EXERCISE INSTRUCTIONS » Restate the full set of records exactly, word for word.

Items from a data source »
—————
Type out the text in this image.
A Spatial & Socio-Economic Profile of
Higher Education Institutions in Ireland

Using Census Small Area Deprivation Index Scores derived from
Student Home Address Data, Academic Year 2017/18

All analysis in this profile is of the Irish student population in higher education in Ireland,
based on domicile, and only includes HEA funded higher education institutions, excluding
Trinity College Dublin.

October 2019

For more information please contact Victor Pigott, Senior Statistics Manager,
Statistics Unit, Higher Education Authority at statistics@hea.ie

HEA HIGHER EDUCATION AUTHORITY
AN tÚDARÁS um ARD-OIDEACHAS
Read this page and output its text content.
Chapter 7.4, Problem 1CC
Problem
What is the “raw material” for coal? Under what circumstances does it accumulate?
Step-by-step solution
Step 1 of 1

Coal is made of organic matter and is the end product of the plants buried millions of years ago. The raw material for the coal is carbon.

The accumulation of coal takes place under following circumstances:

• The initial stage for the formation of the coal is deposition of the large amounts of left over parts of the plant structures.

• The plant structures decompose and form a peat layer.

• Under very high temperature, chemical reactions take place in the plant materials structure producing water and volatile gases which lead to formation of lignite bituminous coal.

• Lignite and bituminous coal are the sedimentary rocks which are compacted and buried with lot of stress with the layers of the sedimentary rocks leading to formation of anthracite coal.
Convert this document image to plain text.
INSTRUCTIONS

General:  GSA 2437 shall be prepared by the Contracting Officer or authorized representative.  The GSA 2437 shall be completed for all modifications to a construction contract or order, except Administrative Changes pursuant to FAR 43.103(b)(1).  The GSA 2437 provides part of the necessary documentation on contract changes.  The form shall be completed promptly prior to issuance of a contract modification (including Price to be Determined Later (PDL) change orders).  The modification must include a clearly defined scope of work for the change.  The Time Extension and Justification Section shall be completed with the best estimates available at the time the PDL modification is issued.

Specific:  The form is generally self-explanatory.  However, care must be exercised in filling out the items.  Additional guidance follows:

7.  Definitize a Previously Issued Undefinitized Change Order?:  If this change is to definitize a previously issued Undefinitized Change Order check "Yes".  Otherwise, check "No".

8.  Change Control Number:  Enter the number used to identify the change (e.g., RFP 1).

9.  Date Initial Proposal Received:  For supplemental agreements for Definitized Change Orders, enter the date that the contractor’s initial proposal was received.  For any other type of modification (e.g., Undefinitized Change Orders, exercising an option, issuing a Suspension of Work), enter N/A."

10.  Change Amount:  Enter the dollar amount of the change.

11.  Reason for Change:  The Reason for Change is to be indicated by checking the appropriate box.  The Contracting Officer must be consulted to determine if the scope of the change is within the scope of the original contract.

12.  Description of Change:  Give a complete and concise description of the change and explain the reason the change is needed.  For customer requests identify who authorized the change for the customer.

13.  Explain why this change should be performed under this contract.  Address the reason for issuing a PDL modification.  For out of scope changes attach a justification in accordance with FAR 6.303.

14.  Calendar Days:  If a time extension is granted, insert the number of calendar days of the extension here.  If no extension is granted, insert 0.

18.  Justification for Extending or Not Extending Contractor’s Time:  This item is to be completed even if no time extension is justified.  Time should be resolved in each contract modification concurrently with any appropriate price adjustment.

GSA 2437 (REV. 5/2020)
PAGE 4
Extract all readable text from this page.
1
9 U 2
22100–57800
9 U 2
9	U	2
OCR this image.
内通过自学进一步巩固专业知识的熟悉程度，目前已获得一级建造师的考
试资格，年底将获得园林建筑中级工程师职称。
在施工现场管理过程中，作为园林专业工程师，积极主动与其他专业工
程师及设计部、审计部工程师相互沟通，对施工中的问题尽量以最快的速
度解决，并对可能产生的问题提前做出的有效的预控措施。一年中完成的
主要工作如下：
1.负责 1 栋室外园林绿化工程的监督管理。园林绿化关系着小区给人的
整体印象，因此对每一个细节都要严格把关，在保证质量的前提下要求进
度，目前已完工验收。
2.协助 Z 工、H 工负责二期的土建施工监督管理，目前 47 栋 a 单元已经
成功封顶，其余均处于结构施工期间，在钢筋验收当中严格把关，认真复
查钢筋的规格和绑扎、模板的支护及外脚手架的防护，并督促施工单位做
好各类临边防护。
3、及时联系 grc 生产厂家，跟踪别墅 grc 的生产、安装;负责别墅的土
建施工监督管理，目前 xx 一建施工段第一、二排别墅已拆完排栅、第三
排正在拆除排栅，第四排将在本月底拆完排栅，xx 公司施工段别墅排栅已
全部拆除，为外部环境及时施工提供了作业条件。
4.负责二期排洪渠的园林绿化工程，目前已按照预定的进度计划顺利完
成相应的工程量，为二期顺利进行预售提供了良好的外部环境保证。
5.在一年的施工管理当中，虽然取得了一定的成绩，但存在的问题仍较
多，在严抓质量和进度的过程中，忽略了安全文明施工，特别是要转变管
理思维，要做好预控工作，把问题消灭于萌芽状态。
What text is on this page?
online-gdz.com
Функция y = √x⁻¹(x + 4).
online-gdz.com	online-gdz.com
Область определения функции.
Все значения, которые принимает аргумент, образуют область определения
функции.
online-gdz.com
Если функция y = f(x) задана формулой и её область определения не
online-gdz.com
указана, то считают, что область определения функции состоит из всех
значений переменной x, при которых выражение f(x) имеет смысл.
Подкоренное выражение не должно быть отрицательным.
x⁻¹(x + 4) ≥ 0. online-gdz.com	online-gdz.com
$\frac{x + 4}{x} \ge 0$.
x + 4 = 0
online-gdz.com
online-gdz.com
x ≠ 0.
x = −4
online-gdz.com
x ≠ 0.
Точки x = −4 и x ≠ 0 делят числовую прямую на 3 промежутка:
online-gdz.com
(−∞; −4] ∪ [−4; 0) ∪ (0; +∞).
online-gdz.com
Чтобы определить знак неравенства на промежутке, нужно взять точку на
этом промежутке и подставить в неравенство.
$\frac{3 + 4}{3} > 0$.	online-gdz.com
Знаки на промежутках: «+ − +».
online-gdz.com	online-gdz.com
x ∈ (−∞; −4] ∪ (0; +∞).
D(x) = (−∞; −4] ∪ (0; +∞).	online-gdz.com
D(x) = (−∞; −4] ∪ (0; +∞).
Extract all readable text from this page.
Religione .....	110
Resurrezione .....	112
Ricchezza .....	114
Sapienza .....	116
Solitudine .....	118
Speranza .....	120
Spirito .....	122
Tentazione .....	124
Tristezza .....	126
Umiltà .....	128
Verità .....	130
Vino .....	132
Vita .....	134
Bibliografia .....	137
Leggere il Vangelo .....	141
—————
WRITTEN RESPONSE »
Type out the text in this image.
A Spatial & Socio-Economic Profile of
Higher Education Institutions in Ireland

Using Census Small Area Deprivation Index Scores derived from
Student Home Address Data, Academic Year 2017/18

All analysis in this profile is of the Irish student population in higher education in Ireland,
based on domicile, and only includes HEA funded higher education institutions, excluding
Trinity College Dublin.

October 2019

For more information please contact Victor Pigott, Senior Statistics Manager,
Statistics Unit, Higher Education Authority at statistics@hea.ie

HEA HIGHER EDUCATION AUTHORITY
AN tÚDARÁS um ARD-OIDEACHAS
Read this page and output its text content.
Chapter 7.4, Problem 1CC
Problem
What is the “raw material” for coal? Under what circumstances does it accumulate?
Step-by-step solution
Step 1 of 1

Coal is made of organic matter and is the end product of the plants buried millions of years ago. The raw material for the coal is carbon.

The accumulation of coal takes place under following circumstances:

• The initial stage for the formation of the coal is deposition of the large amounts of left over parts of the plant structures.

• The plant structures decompose and form a peat layer.

• Under very high temperature, chemical reactions take place in the plant materials structure producing water and volatile gases which lead to formation of lignite bituminous coal.

• Lignite and bituminous coal are the sedimentary rocks which are compacted and buried with lot of stress with the layers of the sedimentary rocks leading to formation of anthracite coal.
Convert this document image to plain text.
INSTRUCTIONS

General:  GSA 2437 shall be prepared by the Contracting Officer or authorized representative.  The GSA 2437 shall be completed for all modifications to a construction contract or order, except Administrative Changes pursuant to FAR 43.103(b)(1).  The GSA 2437 provides part of the necessary documentation on contract changes.  The form shall be completed promptly prior to issuance of a contract modification (including Price to be Determined Later (PDL) change orders).  The modification must include a clearly defined scope of work for the change.  The Time Extension and Justification Section shall be completed with the best estimates available at the time the PDL modification is issued.

Specific:  The form is generally self-explanatory.  However, care must be exercised in filling out the items.  Additional guidance follows:

7.  Definitize a Previously Issued Undefinitized Change Order?:  If this change is to definitize a previously issued Undefinitized Change Order check "Yes".  Otherwise, check "No".

8.  Change Control Number:  Enter the number used to identify the change (e.g., RFP 1).

9.  Date Initial Proposal Received:  For supplemental agreements for Definitized Change Orders, enter the date that the contractor’s initial proposal was received.  For any other type of modification (e.g., Undefinitized Change Orders, exercising an option, issuing a Suspension of Work), enter N/A."

10.  Change Amount:  Enter the dollar amount of the change.

11.  Reason for Change:  The Reason for Change is to be indicated by checking the appropriate box.  The Contracting Officer must be consulted to determine if the scope of the change is within the scope of the original contract.

12.  Description of Change:  Give a complete and concise description of the change and explain the reason the change is needed.  For customer requests identify who authorized the change for the customer.

13.  Explain why this change should be performed under this contract.  Address the reason for issuing a PDL modification.  For out of scope changes attach a justification in accordance with FAR 6.303.

14.  Calendar Days:  If a time extension is granted, insert the number of calendar days of the extension here.  If no extension is granted, insert 0.

18.  Justification for Extending or Not Extending Contractor’s Time:  This item is to be completed even if no time extension is justified.  Time should be resolved in each contract modification concurrently with any appropriate price adjustment.

GSA 2437 (REV. 5/2020)
PAGE 4
Extract all readable text from this page.
1
9 U 2
22100–57800
9 U 2
9	U	2
OCR this image.
内通过自学进一步巩固专业知识的熟悉程度，目前已获得一级建造师的考
试资格，年底将获得园林建筑中级工程师职称。
在施工现场管理过程中，作为园林专业工程师，积极主动与其他专业工
程师及设计部、审计部工程师相互沟通，对施工中的问题尽量以最快的速
度解决，并对可能产生的问题提前做出的有效的预控措施。一年中完成的
主要工作如下：
1.负责 1 栋室外园林绿化工程的监督管理。园林绿化关系着小区给人的
整体印象，因此对每一个细节都要严格把关，在保证质量的前提下要求进
度，目前已完工验收。
2.协助 Z 工、H 工负责二期的土建施工监督管理，目前 47 栋 a 单元已经
成功封顶，其余均处于结构施工期间，在钢筋验收当中严格把关，认真复
查钢筋的规格和绑扎、模板的支护及外脚手架的防护，并督促施工单位做
好各类临边防护。
3、及时联系 grc 生产厂家，跟踪别墅 grc 的生产、安装;负责别墅的土
建施工监督管理，目前 xx 一建施工段第一、二排别墅已拆完排栅、第三
排正在拆除排栅，第四排将在本月底拆完排栅，xx 公司施工段别墅排栅已
全部拆除，为外部环境及时施工提供了作业条件。
4.负责二期排洪渠的园林绿化工程，目前已按照预定的进度计划顺利完
成相应的工程量，为二期顺利进行预售提供了良好的外部环境保证。
5.在一年的施工管理当中，虽然取得了一定的成绩，但存在的问题仍较
多，在严抓质量和进度的过程中，忽略了安全文明施工，特别是要转变管
理思维，要做好预控工作，把问题消灭于萌芽状态。
What text is on this page?
online-gdz.com
Функция y = √x⁻¹(x + 4).
online-gdz.com	online-gdz.com
Область определения функции.
Все значения, которые принимает аргумент, образуют область определения
функции.
online-gdz.com
Если функция y = f(x) задана формулой и её область определения не
online-gdz.com
указана, то считают, что область определения функции состоит из всех
значений переменной x, при которых выражение f(x) имеет смысл.
Подкоренное выражение не должно быть отрицательным.
x⁻¹(x + 4) ≥ 0. online-gdz.com	online-gdz.com
$\frac{x + 4}{x} \ge 0$.
x + 4 = 0
online-gdz.com
online-gdz.com
x ≠ 0.
x = −4
online-gdz.com
x ≠ 0.
Точки x = −4 и x ≠ 0 делят числовую прямую на 3 промежутка:
online-gdz.com
(−∞; −4] ∪ [−4; 0) ∪ (0; +∞).
online-gdz.com
Чтобы определить знак неравенства на промежутке, нужно взять точку на
этом промежутке и подставить в неравенство.
$\frac{3 + 4}{3} > 0$.	online-gdz.com
Знаки на промежутках: «+ − +».
online-gdz.com	online-gdz.com
x ∈ (−∞; −4] ∪ (0; +∞).
D(x) = (−∞; −4] ∪ (0; +∞).	online-gdz.com
D(x) = (−∞; −4] ∪ (0; +∞).
Extract all readable text from this page.
Religione .....	110
Resurrezione .....	112
Ricchezza .....	114
Sapienza .....	116
Solitudine .....	118
Speranza .....	120
Spirito .....	122
Tentazione .....	124
Tristezza .....	126
Umiltà .....	128
Verità .....	130
Vino .....	132
Vita .....	134
Bibliografia .....	137
Leggere il Vangelo .....	141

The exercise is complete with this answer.